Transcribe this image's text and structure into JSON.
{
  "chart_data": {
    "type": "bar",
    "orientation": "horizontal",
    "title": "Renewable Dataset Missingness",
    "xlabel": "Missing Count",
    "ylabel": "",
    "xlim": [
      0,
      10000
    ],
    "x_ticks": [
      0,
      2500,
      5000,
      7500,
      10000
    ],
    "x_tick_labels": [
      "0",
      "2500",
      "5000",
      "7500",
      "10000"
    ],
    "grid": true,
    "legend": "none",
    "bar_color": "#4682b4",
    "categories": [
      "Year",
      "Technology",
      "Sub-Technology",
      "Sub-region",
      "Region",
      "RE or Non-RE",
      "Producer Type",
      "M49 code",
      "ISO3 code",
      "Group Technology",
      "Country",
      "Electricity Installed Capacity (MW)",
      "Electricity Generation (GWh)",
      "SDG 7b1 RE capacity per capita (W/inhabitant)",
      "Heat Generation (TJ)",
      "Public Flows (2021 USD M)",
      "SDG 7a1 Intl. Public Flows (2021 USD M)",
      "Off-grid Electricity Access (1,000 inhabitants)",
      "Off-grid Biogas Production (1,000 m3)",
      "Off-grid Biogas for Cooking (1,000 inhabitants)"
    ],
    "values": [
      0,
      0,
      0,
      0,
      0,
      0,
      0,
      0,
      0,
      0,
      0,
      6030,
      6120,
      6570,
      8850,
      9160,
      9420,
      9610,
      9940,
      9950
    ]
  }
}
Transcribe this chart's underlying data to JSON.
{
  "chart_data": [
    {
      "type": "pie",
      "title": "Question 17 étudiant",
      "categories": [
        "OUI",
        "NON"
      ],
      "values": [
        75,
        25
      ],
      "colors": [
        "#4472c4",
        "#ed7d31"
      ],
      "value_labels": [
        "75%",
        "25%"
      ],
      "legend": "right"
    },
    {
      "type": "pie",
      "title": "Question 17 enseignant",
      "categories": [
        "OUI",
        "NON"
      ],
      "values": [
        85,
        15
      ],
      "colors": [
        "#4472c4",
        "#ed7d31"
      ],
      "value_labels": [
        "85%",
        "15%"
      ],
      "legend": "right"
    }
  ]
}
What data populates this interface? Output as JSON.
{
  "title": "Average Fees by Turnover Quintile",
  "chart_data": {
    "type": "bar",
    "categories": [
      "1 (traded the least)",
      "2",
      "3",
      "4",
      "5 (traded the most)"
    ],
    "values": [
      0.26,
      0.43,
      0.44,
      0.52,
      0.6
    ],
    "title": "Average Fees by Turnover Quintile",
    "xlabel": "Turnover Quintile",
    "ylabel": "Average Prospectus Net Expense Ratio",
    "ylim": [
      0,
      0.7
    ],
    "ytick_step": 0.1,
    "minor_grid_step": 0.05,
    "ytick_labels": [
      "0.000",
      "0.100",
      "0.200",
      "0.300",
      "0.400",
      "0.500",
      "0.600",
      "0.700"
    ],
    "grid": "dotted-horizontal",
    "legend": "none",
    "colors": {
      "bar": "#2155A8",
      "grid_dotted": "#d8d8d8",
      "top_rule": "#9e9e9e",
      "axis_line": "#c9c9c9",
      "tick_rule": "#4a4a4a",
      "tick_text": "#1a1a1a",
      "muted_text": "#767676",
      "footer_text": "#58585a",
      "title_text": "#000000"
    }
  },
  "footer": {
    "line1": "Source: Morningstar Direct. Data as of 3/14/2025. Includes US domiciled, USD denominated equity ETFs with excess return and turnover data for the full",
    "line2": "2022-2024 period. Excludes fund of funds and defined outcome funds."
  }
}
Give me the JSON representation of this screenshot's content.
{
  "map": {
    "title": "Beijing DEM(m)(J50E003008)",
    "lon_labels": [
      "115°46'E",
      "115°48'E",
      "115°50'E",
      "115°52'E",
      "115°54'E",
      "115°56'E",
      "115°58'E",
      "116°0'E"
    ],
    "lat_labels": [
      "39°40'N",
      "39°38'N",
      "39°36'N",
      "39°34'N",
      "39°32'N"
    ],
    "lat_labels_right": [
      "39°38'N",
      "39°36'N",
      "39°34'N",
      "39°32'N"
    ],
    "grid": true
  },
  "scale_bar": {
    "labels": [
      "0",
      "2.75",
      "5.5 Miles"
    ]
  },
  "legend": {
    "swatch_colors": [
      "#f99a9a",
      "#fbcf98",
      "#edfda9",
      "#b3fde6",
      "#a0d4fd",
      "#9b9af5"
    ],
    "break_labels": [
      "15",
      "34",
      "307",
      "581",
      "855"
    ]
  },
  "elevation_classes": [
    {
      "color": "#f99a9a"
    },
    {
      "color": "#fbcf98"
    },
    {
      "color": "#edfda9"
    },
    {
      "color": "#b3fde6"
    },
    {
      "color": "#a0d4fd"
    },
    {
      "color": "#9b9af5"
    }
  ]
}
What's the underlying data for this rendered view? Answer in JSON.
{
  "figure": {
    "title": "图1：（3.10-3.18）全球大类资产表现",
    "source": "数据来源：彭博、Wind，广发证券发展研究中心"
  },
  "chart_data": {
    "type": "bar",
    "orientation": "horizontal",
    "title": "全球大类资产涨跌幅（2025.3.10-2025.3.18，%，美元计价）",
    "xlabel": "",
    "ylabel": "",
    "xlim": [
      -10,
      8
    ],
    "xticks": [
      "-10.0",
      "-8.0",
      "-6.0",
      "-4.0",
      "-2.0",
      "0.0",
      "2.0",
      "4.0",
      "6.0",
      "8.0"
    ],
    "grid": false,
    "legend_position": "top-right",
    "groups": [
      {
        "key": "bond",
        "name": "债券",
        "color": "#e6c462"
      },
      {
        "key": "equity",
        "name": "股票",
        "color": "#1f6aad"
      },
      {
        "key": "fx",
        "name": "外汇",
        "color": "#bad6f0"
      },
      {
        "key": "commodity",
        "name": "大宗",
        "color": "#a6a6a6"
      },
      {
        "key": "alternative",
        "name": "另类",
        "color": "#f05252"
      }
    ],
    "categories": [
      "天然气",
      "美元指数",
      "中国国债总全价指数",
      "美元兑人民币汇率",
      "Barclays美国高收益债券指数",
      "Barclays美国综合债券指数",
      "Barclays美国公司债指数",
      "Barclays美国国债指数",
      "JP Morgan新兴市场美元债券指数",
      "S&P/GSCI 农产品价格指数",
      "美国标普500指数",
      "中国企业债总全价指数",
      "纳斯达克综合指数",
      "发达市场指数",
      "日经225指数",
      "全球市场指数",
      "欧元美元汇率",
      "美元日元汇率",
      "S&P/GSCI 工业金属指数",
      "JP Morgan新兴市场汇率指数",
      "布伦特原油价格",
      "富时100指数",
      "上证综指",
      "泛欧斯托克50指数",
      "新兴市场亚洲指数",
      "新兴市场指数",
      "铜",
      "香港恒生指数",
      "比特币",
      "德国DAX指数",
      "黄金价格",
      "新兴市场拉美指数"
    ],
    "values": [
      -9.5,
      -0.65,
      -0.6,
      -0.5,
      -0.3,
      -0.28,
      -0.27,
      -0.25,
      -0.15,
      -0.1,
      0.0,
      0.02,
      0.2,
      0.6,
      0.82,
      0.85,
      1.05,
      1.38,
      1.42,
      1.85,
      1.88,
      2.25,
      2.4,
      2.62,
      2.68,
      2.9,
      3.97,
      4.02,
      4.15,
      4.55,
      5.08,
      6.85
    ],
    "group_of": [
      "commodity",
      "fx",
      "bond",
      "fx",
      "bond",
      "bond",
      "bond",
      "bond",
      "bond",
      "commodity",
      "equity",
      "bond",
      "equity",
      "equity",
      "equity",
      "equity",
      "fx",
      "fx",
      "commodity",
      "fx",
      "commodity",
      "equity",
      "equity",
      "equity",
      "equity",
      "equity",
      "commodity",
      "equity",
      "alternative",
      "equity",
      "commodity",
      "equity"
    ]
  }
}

++++++

TASK DETAILS = Extract all of the data exactly as written.

TASK OUTPUT =
Transcribe this image's text and structure into JSON.
{
  "chart_data": {
    "type": "bar",
    "orientation": "horizontal",
    "title": "Renewable Dataset Missingness",
    "xlabel": "Missing Count",
    "ylabel": "",
    "xlim": [
      0,
      10000
    ],
    "x_ticks": [
      0,
      2500,
      5000,
      7500,
      10000
    ],
    "x_tick_labels": [
      "0",
      "2500",
      "5000",
      "7500",
      "10000"
    ],
    "grid": true,
    "legend": "none",
    "bar_color": "#4682b4",
    "categories": [
      "Year",
      "Technology",
      "Sub-Technology",
      "Sub-region",
      "Region",
      "RE or Non-RE",
      "Producer Type",
      "M49 code",
      "ISO3 code",
      "Group Technology",
      "Country",
      "Electricity Installed Capacity (MW)",
      "Electricity Generation (GWh)",
      "SDG 7b1 RE capacity per capita (W/inhabitant)",
      "Heat Generation (TJ)",
      "Public Flows (2021 USD M)",
      "SDG 7a1 Intl. Public Flows (2021 USD M)",
      "Off-grid Electricity Access (1,000 inhabitants)",
      "Off-grid Biogas Production (1,000 m3)",
      "Off-grid Biogas for Cooking (1,000 inhabitants)"
    ],
    "values": [
      0,
      0,
      0,
      0,
      0,
      0,
      0,
      0,
      0,
      0,
      0,
      6030,
      6120,
      6570,
      8850,
      9160,
      9420,
      9610,
      9940,
      9950
    ]
  }
}
Transcribe this chart's underlying data to JSON.
{
  "chart_data": [
    {
      "type": "pie",
      "title": "Question 17 étudiant",
      "categories": [
        "OUI",
        "NON"
      ],
      "values": [
        75,
        25
      ],
      "colors": [
        "#4472c4",
        "#ed7d31"
      ],
      "value_labels": [
        "75%",
        "25%"
      ],
      "legend": "right"
    },
    {
      "type": "pie",
      "title": "Question 17 enseignant",
      "categories": [
        "OUI",
        "NON"
      ],
      "values": [
        85,
        15
      ],
      "colors": [
        "#4472c4",
        "#ed7d31"
      ],
      "value_labels": [
        "85%",
        "15%"
      ],
      "legend": "right"
    }
  ]
}
What data populates this interface? Output as JSON.
{
  "title": "Average Fees by Turnover Quintile",
  "chart_data": {
    "type": "bar",
    "categories": [
      "1 (traded the least)",
      "2",
      "3",
      "4",
      "5 (traded the most)"
    ],
    "values": [
      0.26,
      0.43,
      0.44,
      0.52,
      0.6
    ],
    "title": "Average Fees by Turnover Quintile",
    "xlabel": "Turnover Quintile",
    "ylabel": "Average Prospectus Net Expense Ratio",
    "ylim": [
      0,
      0.7
    ],
    "ytick_step": 0.1,
    "minor_grid_step": 0.05,
    "ytick_labels": [
      "0.000",
      "0.100",
      "0.200",
      "0.300",
      "0.400",
      "0.500",
      "0.600",
      "0.700"
    ],
    "grid": "dotted-horizontal",
    "legend": "none",
    "colors": {
      "bar": "#2155A8",
      "grid_dotted": "#d8d8d8",
      "top_rule": "#9e9e9e",
      "axis_line": "#c9c9c9",
      "tick_rule": "#4a4a4a",
      "tick_text": "#1a1a1a",
      "muted_text": "#767676",
      "footer_text": "#58585a",
      "title_text": "#000000"
    }
  },
  "footer": {
    "line1": "Source: Morningstar Direct. Data as of 3/14/2025. Includes US domiciled, USD denominated equity ETFs with excess return and turnover data for the full",
    "line2": "2022-2024 period. Excludes fund of funds and defined outcome funds."
  }
}
Give me the JSON representation of this screenshot's content.
{
  "map": {
    "title": "Beijing DEM(m)(J50E003008)",
    "lon_labels": [
      "115°46'E",
      "115°48'E",
      "115°50'E",
      "115°52'E",
      "115°54'E",
      "115°56'E",
      "115°58'E",
      "116°0'E"
    ],
    "lat_labels": [
      "39°40'N",
      "39°38'N",
      "39°36'N",
      "39°34'N",
      "39°32'N"
    ],
    "lat_labels_right": [
      "39°38'N",
      "39°36'N",
      "39°34'N",
      "39°32'N"
    ],
    "grid": true
  },
  "scale_bar": {
    "labels": [
      "0",
      "2.75",
      "5.5 Miles"
    ]
  },
  "legend": {
    "swatch_colors": [
      "#f99a9a",
      "#fbcf98",
      "#edfda9",
      "#b3fde6",
      "#a0d4fd",
      "#9b9af5"
    ],
    "break_labels": [
      "15",
      "34",
      "307",
      "581",
      "855"
    ]
  },
  "elevation_classes": [
    {
      "color": "#f99a9a"
    },
    {
      "color": "#fbcf98"
    },
    {
      "color": "#edfda9"
    },
    {
      "color": "#b3fde6"
    },
    {
      "color": "#a0d4fd"
    },
    {
      "color": "#9b9af5"
    }
  ]
}
What's the underlying data for this rendered view? Answer in JSON.
{
  "figure": {
    "title": "图1：（3.10-3.18）全球大类资产表现",
    "source": "数据来源：彭博、Wind，广发证券发展研究中心"
  },
  "chart_data": {
    "type": "bar",
    "orientation": "horizontal",
    "title": "全球大类资产涨跌幅（2025.3.10-2025.3.18，%，美元计价）",
    "xlabel": "",
    "ylabel": "",
    "xlim": [
      -10,
      8
    ],
    "xticks": [
      "-10.0",
      "-8.0",
      "-6.0",
      "-4.0",
      "-2.0",
      "0.0",
      "2.0",
      "4.0",
      "6.0",
      "8.0"
    ],
    "grid": false,
    "legend_position": "top-right",
    "groups": [
      {
        "key": "bond",
        "name": "债券",
        "color": "#e6c462"
      },
      {
        "key": "equity",
        "name": "股票",
        "color": "#1f6aad"
      },
      {
        "key": "fx",
        "name": "外汇",
        "color": "#bad6f0"
      },
      {
        "key": "commodity",
        "name": "大宗",
        "color": "#a6a6a6"
      },
      {
        "key": "alternative",
        "name": "另类",
        "color": "#f05252"
      }
    ],
    "categories": [
      "天然气",
      "美元指数",
      "中国国债总全价指数",
      "美元兑人民币汇率",
      "Barclays美国高收益债券指数",
      "Barclays美国综合债券指数",
      "Barclays美国公司债指数",
      "Barclays美国国债指数",
      "JP Morgan新兴市场美元债券指数",
      "S&P/GSCI 农产品价格指数",
      "美国标普500指数",
      "中国企业债总全价指数",
      "纳斯达克综合指数",
      "发达市场指数",
      "日经225指数",
      "全球市场指数",
      "欧元美元汇率",
      "美元日元汇率",
      "S&P/GSCI 工业金属指数",
      "JP Morgan新兴市场汇率指数",
      "布伦特原油价格",
      "富时100指数",
      "上证综指",
      "泛欧斯托克50指数",
      "新兴市场亚洲指数",
      "新兴市场指数",
      "铜",
      "香港恒生指数",
      "比特币",
      "德国DAX指数",
      "黄金价格",
      "新兴市场拉美指数"
    ],
    "values": [
      -9.5,
      -0.65,
      -0.6,
      -0.5,
      -0.3,
      -0.28,
      -0.27,
      -0.25,
      -0.15,
      -0.1,
      0.0,
      0.02,
      0.2,
      0.6,
      0.82,
      0.85,
      1.05,
      1.38,
      1.42,
      1.85,
      1.88,
      2.25,
      2.4,
      2.62,
      2.68,
      2.9,
      3.97,
      4.02,
      4.15,
      4.55,
      5.08,
      6.85
    ],
    "group_of": [
      "commodity",
      "fx",
      "bond",
      "fx",
      "bond",
      "bond",
      "bond",
      "bond",
      "bond",
      "commodity",
      "equity",
      "bond",
      "equity",
      "equity",
      "equity",
      "equity",
      "fx",
      "fx",
      "commodity",
      "fx",
      "commodity",
      "equity",
      "equity",
      "equity",
      "equity",
      "equity",
      "commodity",
      "equity",
      "alternative",
      "equity",
      "commodity",
      "equity"
    ]
  }
}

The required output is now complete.